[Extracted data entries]

===============

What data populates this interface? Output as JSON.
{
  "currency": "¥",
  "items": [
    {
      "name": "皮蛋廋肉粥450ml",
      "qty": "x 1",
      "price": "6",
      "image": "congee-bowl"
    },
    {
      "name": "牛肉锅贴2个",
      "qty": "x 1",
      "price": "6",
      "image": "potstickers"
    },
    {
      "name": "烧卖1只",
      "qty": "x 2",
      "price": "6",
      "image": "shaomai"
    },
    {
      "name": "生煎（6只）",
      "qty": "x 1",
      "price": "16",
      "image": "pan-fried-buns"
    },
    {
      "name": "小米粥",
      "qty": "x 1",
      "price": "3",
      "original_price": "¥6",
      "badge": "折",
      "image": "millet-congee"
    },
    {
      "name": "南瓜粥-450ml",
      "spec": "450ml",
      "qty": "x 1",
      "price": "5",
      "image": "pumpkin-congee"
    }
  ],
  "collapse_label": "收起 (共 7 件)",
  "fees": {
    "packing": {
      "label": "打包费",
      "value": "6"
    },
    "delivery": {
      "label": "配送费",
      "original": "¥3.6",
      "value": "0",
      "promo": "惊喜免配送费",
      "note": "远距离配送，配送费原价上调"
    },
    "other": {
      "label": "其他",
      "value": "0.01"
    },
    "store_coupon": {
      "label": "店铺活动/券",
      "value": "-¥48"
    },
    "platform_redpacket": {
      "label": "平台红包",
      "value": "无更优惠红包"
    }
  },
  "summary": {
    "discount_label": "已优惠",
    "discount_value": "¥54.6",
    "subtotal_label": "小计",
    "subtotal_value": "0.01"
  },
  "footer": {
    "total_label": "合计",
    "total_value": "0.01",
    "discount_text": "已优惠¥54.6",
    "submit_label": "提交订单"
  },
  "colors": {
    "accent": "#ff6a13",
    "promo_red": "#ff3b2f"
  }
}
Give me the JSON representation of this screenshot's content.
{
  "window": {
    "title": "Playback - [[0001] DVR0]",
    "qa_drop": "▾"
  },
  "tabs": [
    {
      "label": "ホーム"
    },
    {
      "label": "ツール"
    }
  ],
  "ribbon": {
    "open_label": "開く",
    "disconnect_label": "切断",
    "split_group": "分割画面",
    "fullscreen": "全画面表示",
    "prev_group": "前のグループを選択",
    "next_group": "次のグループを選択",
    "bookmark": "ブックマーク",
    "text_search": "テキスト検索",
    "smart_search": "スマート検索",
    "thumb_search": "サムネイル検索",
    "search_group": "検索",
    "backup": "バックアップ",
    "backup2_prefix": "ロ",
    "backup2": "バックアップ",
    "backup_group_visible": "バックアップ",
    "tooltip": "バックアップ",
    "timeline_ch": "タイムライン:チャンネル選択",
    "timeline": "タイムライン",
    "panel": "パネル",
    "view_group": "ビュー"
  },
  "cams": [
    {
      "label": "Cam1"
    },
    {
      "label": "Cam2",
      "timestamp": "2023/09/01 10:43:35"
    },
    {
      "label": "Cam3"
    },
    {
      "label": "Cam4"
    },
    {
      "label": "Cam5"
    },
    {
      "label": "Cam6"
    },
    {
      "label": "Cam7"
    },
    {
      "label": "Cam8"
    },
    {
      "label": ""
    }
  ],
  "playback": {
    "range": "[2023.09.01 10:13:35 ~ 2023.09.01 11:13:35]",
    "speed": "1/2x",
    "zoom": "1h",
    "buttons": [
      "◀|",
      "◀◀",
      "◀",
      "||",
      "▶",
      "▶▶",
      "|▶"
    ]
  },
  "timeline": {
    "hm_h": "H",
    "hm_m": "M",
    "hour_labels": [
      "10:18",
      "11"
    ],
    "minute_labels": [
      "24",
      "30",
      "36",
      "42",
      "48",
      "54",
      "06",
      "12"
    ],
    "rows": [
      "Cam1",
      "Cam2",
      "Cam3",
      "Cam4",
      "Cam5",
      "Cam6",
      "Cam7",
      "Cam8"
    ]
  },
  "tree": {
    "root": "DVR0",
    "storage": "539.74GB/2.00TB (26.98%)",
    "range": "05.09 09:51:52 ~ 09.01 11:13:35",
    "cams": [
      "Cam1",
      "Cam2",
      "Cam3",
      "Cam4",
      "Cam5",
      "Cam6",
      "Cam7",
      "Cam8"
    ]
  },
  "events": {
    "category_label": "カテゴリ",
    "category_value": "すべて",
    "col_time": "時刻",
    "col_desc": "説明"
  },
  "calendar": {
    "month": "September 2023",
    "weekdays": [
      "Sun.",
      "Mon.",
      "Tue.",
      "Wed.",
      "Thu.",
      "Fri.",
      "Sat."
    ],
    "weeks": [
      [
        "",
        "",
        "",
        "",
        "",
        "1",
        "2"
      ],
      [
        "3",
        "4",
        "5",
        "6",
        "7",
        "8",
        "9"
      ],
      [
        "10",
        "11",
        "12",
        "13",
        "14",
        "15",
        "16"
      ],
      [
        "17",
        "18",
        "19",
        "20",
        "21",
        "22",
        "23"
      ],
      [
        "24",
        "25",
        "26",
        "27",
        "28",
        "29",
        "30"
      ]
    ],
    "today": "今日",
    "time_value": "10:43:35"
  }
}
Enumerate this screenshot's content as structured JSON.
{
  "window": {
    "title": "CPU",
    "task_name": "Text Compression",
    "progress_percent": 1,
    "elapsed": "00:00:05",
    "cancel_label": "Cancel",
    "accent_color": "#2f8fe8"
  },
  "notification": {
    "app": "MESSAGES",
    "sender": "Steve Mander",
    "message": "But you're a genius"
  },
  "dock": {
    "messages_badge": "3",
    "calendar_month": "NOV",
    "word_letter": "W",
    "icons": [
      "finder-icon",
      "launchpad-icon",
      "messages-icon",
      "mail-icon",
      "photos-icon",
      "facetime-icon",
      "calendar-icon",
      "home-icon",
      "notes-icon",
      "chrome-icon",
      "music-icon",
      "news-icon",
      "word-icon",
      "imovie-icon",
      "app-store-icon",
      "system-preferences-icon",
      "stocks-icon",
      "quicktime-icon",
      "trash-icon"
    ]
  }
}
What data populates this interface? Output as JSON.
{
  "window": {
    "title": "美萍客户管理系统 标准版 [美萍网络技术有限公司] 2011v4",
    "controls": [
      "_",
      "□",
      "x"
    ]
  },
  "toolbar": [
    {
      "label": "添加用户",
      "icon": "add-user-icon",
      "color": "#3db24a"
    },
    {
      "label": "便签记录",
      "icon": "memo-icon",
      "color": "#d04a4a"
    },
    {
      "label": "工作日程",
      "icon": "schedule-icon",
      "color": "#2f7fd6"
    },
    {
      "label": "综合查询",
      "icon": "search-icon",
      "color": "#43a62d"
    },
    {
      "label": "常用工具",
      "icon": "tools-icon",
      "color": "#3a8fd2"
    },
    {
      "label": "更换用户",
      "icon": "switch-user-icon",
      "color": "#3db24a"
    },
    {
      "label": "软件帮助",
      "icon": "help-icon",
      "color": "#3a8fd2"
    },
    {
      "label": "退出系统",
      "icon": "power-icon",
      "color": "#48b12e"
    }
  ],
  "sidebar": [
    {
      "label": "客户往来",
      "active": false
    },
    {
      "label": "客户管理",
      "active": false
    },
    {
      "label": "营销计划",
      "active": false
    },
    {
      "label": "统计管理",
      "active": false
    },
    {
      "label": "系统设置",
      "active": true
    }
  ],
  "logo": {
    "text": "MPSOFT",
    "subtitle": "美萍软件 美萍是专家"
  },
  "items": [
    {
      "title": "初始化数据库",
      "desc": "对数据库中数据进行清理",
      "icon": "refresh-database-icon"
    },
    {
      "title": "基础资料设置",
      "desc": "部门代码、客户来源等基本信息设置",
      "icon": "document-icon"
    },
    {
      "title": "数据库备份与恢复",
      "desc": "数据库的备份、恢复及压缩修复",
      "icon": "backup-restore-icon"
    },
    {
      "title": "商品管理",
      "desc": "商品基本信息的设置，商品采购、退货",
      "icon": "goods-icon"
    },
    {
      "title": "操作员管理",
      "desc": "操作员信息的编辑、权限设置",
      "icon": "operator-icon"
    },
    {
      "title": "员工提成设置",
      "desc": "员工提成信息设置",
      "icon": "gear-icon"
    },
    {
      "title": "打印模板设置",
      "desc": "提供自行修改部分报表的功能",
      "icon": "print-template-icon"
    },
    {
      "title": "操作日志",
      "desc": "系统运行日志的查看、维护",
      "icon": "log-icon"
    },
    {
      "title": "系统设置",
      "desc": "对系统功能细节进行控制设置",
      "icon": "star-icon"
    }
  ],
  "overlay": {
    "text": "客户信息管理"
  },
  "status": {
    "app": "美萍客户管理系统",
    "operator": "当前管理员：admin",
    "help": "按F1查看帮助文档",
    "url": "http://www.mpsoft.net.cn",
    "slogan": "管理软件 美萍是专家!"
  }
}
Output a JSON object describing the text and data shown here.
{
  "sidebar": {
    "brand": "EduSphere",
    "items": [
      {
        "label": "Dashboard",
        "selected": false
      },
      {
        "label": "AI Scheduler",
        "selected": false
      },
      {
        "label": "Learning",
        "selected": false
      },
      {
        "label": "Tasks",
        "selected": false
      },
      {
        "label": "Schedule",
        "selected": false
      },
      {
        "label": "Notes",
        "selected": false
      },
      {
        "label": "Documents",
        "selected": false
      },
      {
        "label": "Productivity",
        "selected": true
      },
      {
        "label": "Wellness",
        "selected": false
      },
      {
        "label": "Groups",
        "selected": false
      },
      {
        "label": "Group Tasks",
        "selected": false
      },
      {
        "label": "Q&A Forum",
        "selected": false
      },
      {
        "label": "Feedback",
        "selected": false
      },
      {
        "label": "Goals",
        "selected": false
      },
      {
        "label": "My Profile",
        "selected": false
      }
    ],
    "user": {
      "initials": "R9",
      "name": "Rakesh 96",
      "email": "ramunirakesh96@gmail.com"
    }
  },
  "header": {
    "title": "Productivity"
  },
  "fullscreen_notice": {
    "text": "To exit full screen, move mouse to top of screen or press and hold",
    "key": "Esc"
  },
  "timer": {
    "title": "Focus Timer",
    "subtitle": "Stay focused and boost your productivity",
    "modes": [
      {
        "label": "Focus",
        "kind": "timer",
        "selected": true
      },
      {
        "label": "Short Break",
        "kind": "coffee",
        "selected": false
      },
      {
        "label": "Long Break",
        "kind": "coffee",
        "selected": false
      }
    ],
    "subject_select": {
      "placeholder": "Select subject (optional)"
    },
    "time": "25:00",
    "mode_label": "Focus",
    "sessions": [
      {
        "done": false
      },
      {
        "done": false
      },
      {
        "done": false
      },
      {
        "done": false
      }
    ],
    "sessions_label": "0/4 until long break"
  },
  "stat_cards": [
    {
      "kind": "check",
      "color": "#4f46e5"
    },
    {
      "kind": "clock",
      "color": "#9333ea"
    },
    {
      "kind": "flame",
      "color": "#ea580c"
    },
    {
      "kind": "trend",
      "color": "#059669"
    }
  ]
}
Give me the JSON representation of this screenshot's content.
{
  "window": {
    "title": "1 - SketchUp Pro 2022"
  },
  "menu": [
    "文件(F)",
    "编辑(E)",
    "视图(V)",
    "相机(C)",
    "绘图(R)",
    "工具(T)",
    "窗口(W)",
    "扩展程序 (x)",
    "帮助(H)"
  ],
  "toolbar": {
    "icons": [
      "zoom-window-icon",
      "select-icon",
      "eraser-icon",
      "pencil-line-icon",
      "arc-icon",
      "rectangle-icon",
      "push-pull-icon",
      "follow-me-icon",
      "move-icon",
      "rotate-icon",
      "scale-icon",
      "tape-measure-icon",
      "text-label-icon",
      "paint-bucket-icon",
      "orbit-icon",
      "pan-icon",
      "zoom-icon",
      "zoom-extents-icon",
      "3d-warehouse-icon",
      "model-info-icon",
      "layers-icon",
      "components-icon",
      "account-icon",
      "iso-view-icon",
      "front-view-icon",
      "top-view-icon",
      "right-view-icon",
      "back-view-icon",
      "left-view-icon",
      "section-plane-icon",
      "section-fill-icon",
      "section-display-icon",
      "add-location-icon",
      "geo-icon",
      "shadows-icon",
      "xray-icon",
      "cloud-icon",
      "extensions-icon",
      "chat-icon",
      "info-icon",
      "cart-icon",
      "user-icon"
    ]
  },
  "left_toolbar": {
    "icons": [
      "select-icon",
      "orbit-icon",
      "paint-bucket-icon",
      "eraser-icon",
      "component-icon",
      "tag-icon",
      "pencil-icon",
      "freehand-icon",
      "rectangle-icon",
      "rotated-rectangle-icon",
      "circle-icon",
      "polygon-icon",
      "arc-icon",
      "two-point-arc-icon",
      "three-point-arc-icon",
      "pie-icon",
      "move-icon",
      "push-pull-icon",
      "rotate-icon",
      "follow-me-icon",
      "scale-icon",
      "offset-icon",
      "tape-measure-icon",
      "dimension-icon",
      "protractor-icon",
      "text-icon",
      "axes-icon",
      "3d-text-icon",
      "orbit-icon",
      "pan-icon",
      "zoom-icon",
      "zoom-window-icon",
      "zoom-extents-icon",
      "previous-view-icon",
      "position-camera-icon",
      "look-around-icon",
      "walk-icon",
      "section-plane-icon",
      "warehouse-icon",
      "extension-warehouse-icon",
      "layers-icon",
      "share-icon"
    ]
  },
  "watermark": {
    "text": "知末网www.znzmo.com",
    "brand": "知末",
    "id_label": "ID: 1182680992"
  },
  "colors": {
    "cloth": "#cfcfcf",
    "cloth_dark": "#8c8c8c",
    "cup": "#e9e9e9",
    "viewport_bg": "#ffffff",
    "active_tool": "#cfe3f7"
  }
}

===============

* **Problem**
Return each line in the records that holds the string "タイムライン".

* **Reply**
    "timeline_ch": "タイムライン:チャンネル選択",
    "timeline": "タイムライン",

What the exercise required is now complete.